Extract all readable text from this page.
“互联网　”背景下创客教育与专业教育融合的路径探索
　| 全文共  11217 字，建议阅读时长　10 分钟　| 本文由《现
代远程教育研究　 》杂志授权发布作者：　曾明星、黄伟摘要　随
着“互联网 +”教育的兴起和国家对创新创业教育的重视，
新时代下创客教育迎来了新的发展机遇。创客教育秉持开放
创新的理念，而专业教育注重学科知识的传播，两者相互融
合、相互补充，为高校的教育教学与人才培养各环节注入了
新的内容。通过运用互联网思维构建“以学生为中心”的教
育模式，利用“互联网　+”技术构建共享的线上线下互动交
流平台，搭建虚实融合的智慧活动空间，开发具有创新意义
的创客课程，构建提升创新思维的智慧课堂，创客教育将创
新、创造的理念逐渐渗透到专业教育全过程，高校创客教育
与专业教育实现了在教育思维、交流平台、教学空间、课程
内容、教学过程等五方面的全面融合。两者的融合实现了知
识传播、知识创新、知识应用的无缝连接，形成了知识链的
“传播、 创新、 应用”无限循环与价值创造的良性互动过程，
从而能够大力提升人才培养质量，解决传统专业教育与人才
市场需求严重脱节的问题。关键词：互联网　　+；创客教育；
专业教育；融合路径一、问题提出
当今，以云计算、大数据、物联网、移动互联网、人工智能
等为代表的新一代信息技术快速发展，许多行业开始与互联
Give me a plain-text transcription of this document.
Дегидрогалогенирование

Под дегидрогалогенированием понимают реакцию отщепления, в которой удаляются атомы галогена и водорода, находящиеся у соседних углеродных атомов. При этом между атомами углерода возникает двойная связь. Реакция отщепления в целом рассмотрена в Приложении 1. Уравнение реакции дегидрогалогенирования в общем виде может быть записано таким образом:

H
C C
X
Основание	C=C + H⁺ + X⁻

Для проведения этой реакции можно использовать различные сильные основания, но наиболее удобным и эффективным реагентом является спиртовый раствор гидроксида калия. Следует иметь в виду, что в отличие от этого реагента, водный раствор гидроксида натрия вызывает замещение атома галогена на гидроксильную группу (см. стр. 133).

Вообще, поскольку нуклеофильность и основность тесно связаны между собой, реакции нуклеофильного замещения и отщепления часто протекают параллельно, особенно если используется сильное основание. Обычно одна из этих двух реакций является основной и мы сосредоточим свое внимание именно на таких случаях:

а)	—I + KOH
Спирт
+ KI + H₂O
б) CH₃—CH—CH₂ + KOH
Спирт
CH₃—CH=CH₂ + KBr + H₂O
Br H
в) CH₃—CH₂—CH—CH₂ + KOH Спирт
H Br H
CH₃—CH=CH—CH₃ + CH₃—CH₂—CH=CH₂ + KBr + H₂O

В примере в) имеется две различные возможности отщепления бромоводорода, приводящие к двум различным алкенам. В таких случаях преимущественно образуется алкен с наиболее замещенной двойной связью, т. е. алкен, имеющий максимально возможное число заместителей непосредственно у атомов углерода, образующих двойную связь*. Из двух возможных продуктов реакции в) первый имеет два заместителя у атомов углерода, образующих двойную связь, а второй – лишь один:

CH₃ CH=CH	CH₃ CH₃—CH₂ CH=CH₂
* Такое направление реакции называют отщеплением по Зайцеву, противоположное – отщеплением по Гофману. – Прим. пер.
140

──────

WHAT TO PRODUCE: Output an exact copy of each record.

FINAL RESULT:
Extract all readable text from this page.
“互联网　”背景下创客教育与专业教育融合的路径探索
　| 全文共  11217 字，建议阅读时长　10 分钟　| 本文由《现
代远程教育研究　 》杂志授权发布作者：　曾明星、黄伟摘要　随
着“互联网 +”教育的兴起和国家对创新创业教育的重视，
新时代下创客教育迎来了新的发展机遇。创客教育秉持开放
创新的理念，而专业教育注重学科知识的传播，两者相互融
合、相互补充，为高校的教育教学与人才培养各环节注入了
新的内容。通过运用互联网思维构建“以学生为中心”的教
育模式，利用“互联网　+”技术构建共享的线上线下互动交
流平台，搭建虚实融合的智慧活动空间，开发具有创新意义
的创客课程，构建提升创新思维的智慧课堂，创客教育将创
新、创造的理念逐渐渗透到专业教育全过程，高校创客教育
与专业教育实现了在教育思维、交流平台、教学空间、课程
内容、教学过程等五方面的全面融合。两者的融合实现了知
识传播、知识创新、知识应用的无缝连接，形成了知识链的
“传播、 创新、 应用”无限循环与价值创造的良性互动过程，
从而能够大力提升人才培养质量，解决传统专业教育与人才
市场需求严重脱节的问题。关键词：互联网　　+；创客教育；
专业教育；融合路径一、问题提出
当今，以云计算、大数据、物联网、移动互联网、人工智能
等为代表的新一代信息技术快速发展，许多行业开始与互联
Give me a plain-text transcription of this document.
Дегидрогалогенирование

Под дегидрогалогенированием понимают реакцию отщепления, в которой удаляются атомы галогена и водорода, находящиеся у соседних углеродных атомов. При этом между атомами углерода возникает двойная связь. Реакция отщепления в целом рассмотрена в Приложении 1. Уравнение реакции дегидрогалогенирования в общем виде может быть записано таким образом:

H
C C
X
Основание	C=C + H⁺ + X⁻

Для проведения этой реакции можно использовать различные сильные основания, но наиболее удобным и эффективным реагентом является спиртовый раствор гидроксида калия. Следует иметь в виду, что в отличие от этого реагента, водный раствор гидроксида натрия вызывает замещение атома галогена на гидроксильную группу (см. стр. 133).

Вообще, поскольку нуклеофильность и основность тесно связаны между собой, реакции нуклеофильного замещения и отщепления часто протекают параллельно, особенно если используется сильное основание. Обычно одна из этих двух реакций является основной и мы сосредоточим свое внимание именно на таких случаях:

а)	—I + KOH
Спирт
+ KI + H₂O
б) CH₃—CH—CH₂ + KOH
Спирт
CH₃—CH=CH₂ + KBr + H₂O
Br H
в) CH₃—CH₂—CH—CH₂ + KOH Спирт
H Br H
CH₃—CH=CH—CH₃ + CH₃—CH₂—CH=CH₂ + KBr + H₂O

В примере в) имеется две различные возможности отщепления бромоводорода, приводящие к двум различным алкенам. В таких случаях преимущественно образуется алкен с наиболее замещенной двойной связью, т. е. алкен, имеющий максимально возможное число заместителей непосредственно у атомов углерода, образующих двойную связь*. Из двух возможных продуктов реакции в) первый имеет два заместителя у атомов углерода, образующих двойную связь, а второй – лишь один:

CH₃ CH=CH	CH₃ CH₃—CH₂ CH=CH₂
* Такое направление реакции называют отщеплением по Зайцеву, противоположное – отщеплением по Гофману. – Прим. пер.
140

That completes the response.